### Brief
In the entries below, find the line containing "What's the underlying" and the line containing "What data populates". Copy those two lines and everything between them exactly, without the pictures.

### The data
++++++++++++++++++++
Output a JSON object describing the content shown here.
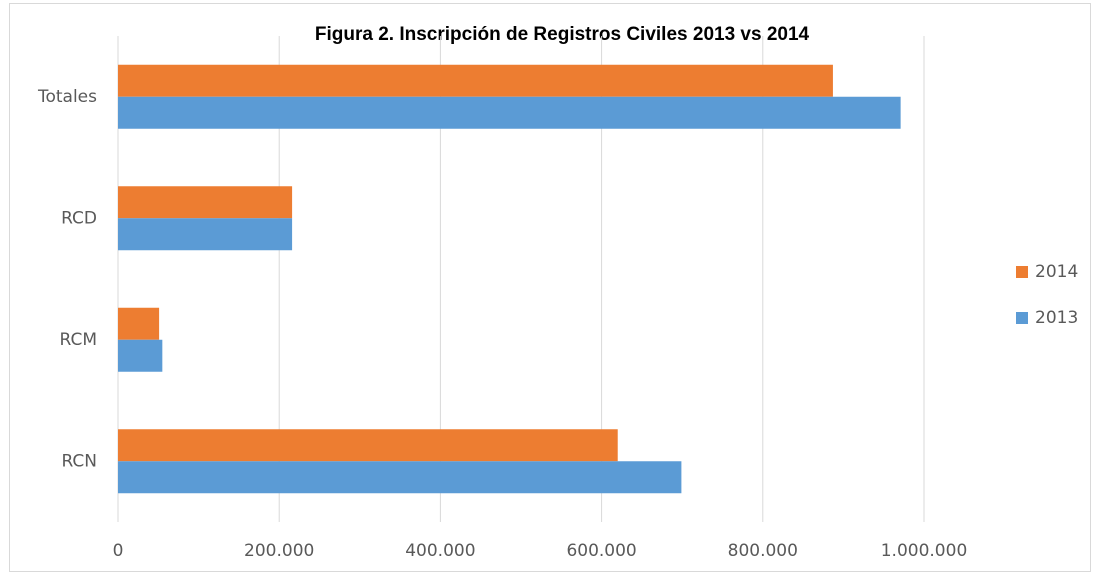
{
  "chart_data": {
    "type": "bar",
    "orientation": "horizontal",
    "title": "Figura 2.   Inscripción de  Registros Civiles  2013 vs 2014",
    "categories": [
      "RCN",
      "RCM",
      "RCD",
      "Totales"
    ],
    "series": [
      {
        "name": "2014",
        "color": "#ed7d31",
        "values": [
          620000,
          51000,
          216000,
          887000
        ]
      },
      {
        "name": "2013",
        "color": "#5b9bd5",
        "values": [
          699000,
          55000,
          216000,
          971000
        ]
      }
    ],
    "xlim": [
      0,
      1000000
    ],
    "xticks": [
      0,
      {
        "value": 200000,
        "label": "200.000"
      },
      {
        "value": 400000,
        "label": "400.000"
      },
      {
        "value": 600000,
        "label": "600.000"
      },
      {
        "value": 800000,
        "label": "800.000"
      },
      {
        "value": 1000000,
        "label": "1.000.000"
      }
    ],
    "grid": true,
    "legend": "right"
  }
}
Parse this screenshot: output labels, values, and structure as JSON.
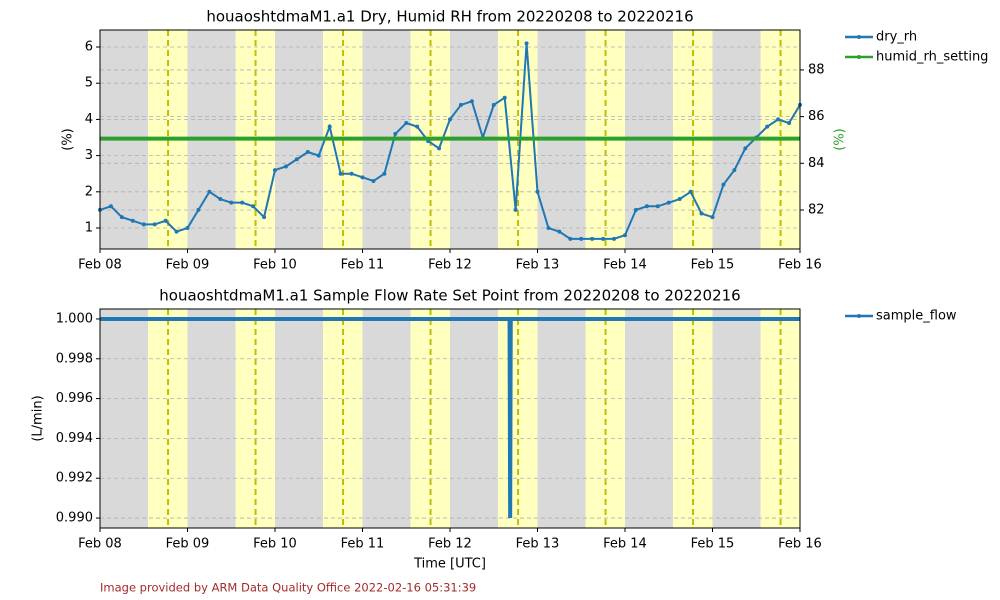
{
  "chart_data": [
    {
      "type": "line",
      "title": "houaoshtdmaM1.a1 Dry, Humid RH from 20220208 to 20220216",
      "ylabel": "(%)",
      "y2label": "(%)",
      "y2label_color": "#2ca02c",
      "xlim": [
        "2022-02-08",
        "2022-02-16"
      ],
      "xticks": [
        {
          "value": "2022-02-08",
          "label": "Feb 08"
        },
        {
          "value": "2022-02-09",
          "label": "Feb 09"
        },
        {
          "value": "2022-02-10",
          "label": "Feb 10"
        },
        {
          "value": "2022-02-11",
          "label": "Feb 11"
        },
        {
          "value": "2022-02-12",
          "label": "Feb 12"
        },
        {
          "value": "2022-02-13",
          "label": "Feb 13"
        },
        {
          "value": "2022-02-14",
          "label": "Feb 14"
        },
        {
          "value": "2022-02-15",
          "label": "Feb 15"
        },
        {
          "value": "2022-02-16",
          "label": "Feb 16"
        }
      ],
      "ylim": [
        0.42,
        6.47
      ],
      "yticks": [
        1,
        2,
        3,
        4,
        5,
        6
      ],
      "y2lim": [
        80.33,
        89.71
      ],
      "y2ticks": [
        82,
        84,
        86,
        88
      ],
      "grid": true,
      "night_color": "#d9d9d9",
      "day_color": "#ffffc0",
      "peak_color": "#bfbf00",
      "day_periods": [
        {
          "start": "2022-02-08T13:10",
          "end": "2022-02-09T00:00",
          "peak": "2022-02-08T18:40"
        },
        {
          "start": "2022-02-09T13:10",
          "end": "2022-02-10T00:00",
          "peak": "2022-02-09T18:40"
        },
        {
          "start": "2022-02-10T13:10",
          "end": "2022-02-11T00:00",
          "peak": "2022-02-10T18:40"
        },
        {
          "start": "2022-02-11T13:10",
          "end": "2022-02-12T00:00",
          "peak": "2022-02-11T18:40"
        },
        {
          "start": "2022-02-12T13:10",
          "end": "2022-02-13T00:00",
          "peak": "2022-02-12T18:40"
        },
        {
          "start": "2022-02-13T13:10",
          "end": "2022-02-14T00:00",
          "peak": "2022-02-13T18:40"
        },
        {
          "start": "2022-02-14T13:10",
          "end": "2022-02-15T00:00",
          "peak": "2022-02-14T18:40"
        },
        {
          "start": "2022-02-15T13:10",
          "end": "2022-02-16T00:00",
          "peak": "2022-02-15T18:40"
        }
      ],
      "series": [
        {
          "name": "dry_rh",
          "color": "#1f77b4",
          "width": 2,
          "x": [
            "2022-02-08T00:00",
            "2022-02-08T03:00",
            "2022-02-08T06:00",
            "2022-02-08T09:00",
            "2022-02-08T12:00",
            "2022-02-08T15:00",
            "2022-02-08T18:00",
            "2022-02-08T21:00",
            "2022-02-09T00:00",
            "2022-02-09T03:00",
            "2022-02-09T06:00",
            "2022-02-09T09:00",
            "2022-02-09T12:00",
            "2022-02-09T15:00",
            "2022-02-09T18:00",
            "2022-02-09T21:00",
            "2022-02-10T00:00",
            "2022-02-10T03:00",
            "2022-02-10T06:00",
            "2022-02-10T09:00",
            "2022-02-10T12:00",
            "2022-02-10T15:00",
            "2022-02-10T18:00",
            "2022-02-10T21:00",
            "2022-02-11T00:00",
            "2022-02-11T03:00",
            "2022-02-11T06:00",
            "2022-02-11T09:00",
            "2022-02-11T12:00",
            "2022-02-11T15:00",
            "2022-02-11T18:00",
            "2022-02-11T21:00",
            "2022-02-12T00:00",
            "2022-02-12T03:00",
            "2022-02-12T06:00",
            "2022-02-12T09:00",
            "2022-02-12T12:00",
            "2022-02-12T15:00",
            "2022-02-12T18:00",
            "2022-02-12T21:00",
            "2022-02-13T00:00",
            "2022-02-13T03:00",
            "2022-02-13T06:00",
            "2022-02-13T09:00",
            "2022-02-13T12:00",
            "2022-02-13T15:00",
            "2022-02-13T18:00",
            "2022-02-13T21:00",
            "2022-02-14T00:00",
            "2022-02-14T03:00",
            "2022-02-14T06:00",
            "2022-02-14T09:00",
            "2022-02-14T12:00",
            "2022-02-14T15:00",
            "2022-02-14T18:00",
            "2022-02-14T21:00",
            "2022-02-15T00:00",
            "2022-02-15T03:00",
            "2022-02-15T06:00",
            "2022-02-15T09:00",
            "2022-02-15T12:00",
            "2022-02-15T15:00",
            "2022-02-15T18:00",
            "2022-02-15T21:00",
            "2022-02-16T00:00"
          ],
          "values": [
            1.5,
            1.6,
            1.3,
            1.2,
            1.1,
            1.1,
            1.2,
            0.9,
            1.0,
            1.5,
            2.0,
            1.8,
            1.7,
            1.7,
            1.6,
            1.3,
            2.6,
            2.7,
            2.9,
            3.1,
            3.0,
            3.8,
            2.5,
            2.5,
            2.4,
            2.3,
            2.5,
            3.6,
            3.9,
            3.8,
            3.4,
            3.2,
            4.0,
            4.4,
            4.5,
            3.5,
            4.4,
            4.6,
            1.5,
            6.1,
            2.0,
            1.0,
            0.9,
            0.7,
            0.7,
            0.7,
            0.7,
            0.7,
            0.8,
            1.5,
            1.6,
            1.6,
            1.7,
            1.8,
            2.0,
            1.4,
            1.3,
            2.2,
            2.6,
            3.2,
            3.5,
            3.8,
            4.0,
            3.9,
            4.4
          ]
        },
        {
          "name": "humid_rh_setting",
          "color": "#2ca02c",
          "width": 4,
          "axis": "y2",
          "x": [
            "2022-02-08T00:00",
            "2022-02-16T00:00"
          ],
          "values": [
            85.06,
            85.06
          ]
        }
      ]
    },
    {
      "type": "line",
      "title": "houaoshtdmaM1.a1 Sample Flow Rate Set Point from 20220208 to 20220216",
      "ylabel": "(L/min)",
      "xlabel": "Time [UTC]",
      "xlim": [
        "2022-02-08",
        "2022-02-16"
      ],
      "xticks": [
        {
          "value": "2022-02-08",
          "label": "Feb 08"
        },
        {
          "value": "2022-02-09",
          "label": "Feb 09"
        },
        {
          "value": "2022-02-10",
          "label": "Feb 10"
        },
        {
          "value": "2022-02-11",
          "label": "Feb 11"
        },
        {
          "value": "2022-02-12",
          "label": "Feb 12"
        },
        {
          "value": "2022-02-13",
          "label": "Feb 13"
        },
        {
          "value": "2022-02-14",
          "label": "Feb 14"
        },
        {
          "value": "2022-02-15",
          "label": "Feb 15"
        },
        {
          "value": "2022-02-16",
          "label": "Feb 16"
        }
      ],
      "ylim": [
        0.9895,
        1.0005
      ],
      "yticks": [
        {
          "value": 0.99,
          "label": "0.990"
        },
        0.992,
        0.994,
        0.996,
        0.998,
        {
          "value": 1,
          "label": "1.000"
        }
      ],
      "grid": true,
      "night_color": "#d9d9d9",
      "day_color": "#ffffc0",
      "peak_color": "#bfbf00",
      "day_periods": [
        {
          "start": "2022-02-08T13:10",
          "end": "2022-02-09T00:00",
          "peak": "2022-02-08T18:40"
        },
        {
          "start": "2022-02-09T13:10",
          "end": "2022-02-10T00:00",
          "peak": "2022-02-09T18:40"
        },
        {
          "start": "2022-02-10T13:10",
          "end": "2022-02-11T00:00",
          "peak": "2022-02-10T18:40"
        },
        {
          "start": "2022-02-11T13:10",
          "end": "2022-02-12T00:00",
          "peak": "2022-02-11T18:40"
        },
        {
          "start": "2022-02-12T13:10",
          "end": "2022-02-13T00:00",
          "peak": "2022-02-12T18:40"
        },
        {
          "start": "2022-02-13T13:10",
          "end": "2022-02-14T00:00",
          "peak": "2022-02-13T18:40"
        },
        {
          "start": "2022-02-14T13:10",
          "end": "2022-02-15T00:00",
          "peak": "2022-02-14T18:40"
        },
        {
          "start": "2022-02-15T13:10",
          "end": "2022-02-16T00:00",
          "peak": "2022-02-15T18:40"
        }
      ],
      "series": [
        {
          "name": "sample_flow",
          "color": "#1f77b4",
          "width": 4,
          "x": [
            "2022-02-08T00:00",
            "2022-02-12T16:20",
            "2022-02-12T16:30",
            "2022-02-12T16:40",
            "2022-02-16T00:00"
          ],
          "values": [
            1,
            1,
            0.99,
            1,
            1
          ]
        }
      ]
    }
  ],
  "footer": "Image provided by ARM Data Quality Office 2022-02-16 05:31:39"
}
++++++++++++++++++++
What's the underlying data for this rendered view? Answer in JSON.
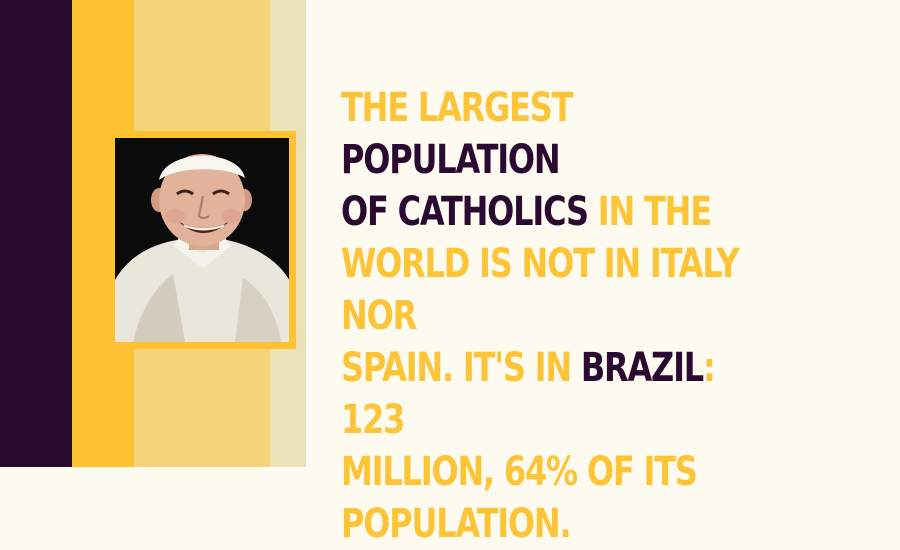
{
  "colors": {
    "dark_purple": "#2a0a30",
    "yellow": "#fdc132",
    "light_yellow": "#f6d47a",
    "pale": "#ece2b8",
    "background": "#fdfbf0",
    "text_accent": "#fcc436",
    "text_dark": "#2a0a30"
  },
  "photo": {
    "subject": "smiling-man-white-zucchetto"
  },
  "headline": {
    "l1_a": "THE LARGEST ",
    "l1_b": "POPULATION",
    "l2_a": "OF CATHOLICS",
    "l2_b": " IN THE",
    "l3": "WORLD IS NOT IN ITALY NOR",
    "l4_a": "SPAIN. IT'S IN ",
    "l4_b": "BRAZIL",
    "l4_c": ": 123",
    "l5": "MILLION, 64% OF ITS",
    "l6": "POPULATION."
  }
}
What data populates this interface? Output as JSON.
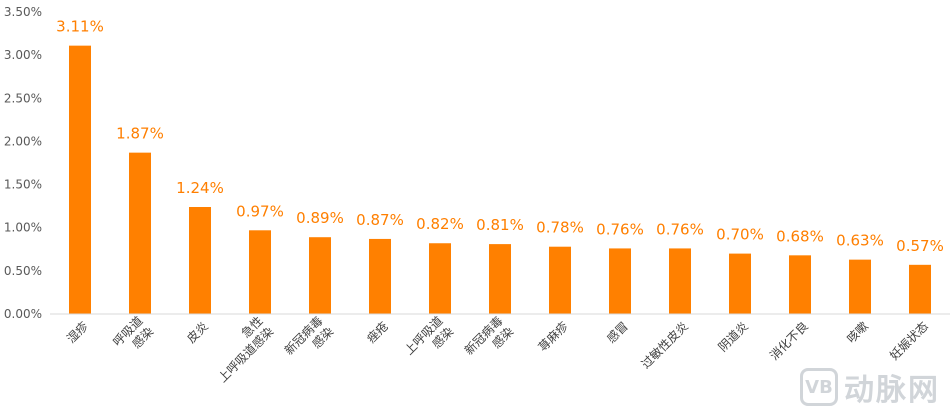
++++++++++++++++++++
### Solution to the problem
What's the underlying data for this rendered view? Answer in JSON.
{
  "colors": {
    "dark_purple": "#2a0a30",
    "yellow": "#fdc132",
    "light_yellow": "#f6d47a",
    "pale": "#ece2b8",
    "background": "#fdfbf0",
    "text_accent": "#fcc436",
    "text_dark": "#2a0a30"
  },
  "photo": {
    "subject": "smiling-man-white-zucchetto"
  },
  "headline": {
    "l1_a": "THE LARGEST ",
    "l1_b": "POPULATION",
    "l2_a": "OF CATHOLICS",
    "l2_b": " IN THE",
    "l3": "WORLD IS NOT IN ITALY NOR",
    "l4_a": "SPAIN. IT'S IN ",
    "l4_b": "BRAZIL",
    "l4_c": ": 123",
    "l5": "MILLION, 64% OF ITS",
    "l6": "POPULATION."
  }
}
What data populates this interface? Output as JSON.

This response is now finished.